▽

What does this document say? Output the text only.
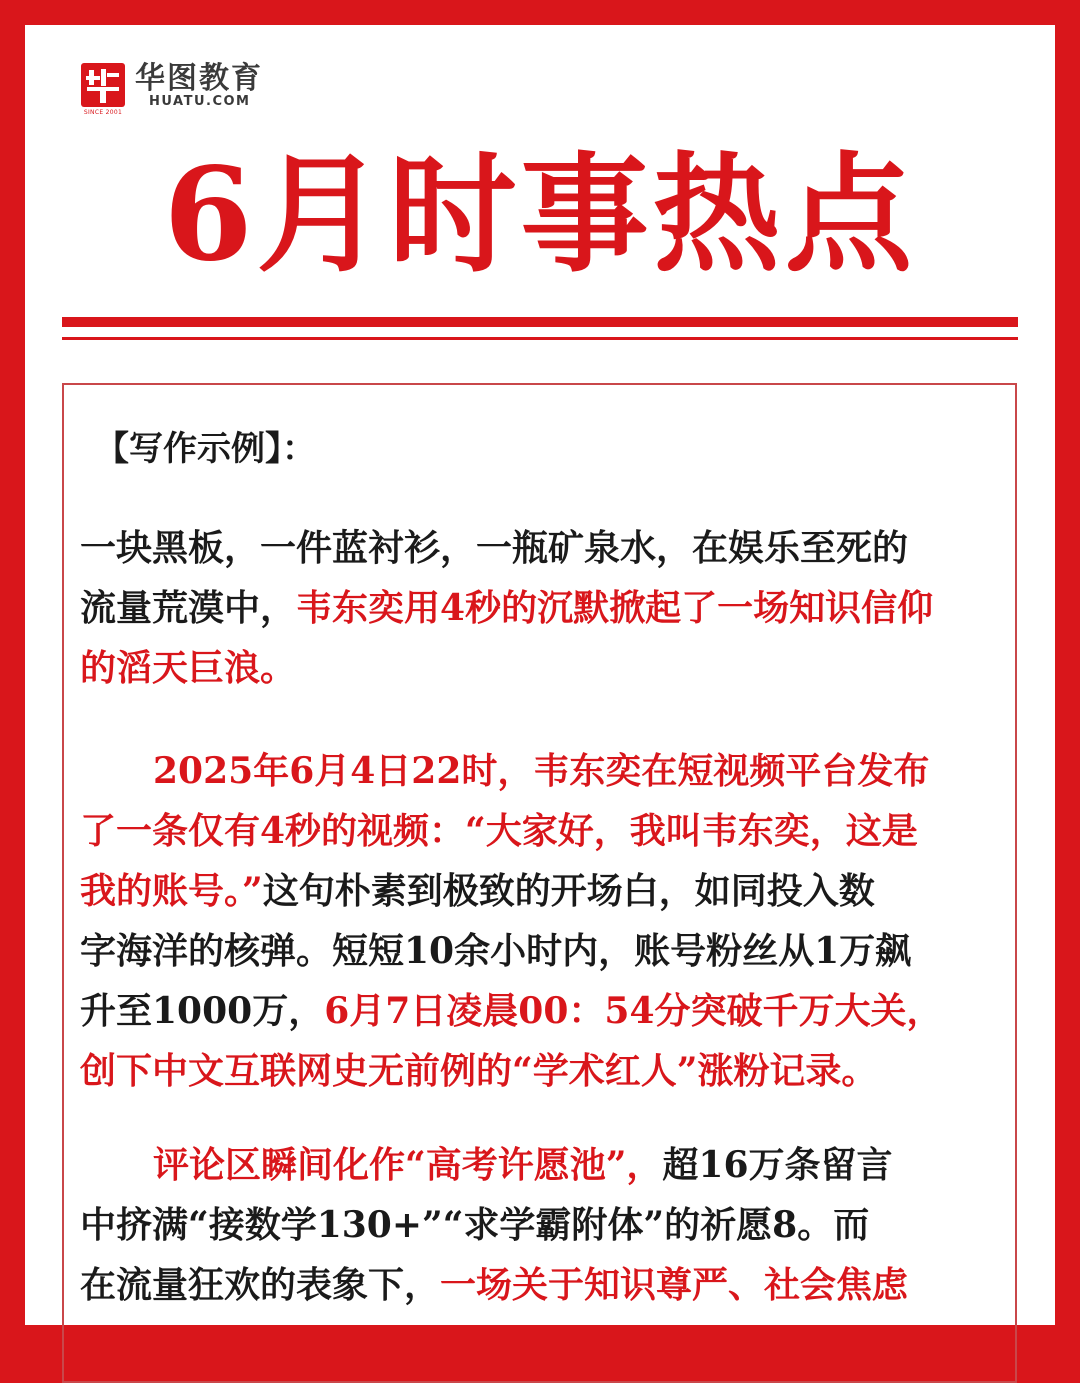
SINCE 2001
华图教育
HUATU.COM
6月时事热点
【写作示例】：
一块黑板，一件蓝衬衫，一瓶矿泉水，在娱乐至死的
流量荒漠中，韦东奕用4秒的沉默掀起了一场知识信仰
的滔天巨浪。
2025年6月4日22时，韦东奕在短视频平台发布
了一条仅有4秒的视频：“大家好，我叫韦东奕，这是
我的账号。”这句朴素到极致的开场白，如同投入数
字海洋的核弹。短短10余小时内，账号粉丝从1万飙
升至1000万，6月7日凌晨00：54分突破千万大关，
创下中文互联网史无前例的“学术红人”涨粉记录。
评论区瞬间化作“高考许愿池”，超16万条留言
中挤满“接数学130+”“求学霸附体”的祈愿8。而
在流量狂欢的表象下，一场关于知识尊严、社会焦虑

△

**Problem statement:** Every entry must be written out exactly, with all pictures left out.

**Reply:**
What does this document say? Output the text only.
SINCE 2001
华图教育
HUATU.COM
6月时事热点
【写作示例】：
一块黑板，一件蓝衬衫，一瓶矿泉水，在娱乐至死的
流量荒漠中，韦东奕用4秒的沉默掀起了一场知识信仰
的滔天巨浪。
2025年6月4日22时，韦东奕在短视频平台发布
了一条仅有4秒的视频：“大家好，我叫韦东奕，这是
我的账号。”这句朴素到极致的开场白，如同投入数
字海洋的核弹。短短10余小时内，账号粉丝从1万飙
升至1000万，6月7日凌晨00：54分突破千万大关，
创下中文互联网史无前例的“学术红人”涨粉记录。
评论区瞬间化作“高考许愿池”，超16万条留言
中挤满“接数学130+”“求学霸附体”的祈愿8。而
在流量狂欢的表象下，一场关于知识尊严、社会焦虑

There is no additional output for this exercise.